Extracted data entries
———

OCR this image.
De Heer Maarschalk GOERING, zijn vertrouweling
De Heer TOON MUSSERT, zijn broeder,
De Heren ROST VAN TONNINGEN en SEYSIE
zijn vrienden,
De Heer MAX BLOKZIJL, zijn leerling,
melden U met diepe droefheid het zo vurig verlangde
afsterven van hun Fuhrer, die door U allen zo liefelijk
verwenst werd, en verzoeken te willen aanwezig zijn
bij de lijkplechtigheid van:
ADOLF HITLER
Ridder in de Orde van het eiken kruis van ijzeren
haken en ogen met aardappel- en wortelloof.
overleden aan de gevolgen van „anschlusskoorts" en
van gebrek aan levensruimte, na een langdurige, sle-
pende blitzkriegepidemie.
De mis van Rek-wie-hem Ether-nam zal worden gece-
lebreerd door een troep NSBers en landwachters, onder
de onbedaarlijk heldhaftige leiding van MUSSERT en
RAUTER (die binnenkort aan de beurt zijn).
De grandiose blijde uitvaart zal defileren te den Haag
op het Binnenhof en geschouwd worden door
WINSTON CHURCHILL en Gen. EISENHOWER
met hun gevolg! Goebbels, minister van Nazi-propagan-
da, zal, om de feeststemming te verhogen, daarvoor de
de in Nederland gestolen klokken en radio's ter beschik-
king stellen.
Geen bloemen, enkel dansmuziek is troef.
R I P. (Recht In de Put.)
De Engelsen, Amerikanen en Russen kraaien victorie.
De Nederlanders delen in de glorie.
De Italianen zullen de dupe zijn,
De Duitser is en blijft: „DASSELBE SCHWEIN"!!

———

» Stated problem:
Quote the listing in full, please, keeping every line exact.

» Response:
OCR this image.
De Heer Maarschalk GOERING, zijn vertrouweling
De Heer TOON MUSSERT, zijn broeder,
De Heren ROST VAN TONNINGEN en SEYSIE
zijn vrienden,
De Heer MAX BLOKZIJL, zijn leerling,
melden U met diepe droefheid het zo vurig verlangde
afsterven van hun Fuhrer, die door U allen zo liefelijk
verwenst werd, en verzoeken te willen aanwezig zijn
bij de lijkplechtigheid van:
ADOLF HITLER
Ridder in de Orde van het eiken kruis van ijzeren
haken en ogen met aardappel- en wortelloof.
overleden aan de gevolgen van „anschlusskoorts" en
van gebrek aan levensruimte, na een langdurige, sle-
pende blitzkriegepidemie.
De mis van Rek-wie-hem Ether-nam zal worden gece-
lebreerd door een troep NSBers en landwachters, onder
de onbedaarlijk heldhaftige leiding van MUSSERT en
RAUTER (die binnenkort aan de beurt zijn).
De grandiose blijde uitvaart zal defileren te den Haag
op het Binnenhof en geschouwd worden door
WINSTON CHURCHILL en Gen. EISENHOWER
met hun gevolg! Goebbels, minister van Nazi-propagan-
da, zal, om de feeststemming te verhogen, daarvoor de
de in Nederland gestolen klokken en radio's ter beschik-
king stellen.
Geen bloemen, enkel dansmuziek is troef.
R I P. (Recht In de Put.)
De Engelsen, Amerikanen en Russen kraaien victorie.
De Nederlanders delen in de glorie.
De Italianen zullen de dupe zijn,
De Duitser is en blijft: „DASSELBE SCHWEIN"!!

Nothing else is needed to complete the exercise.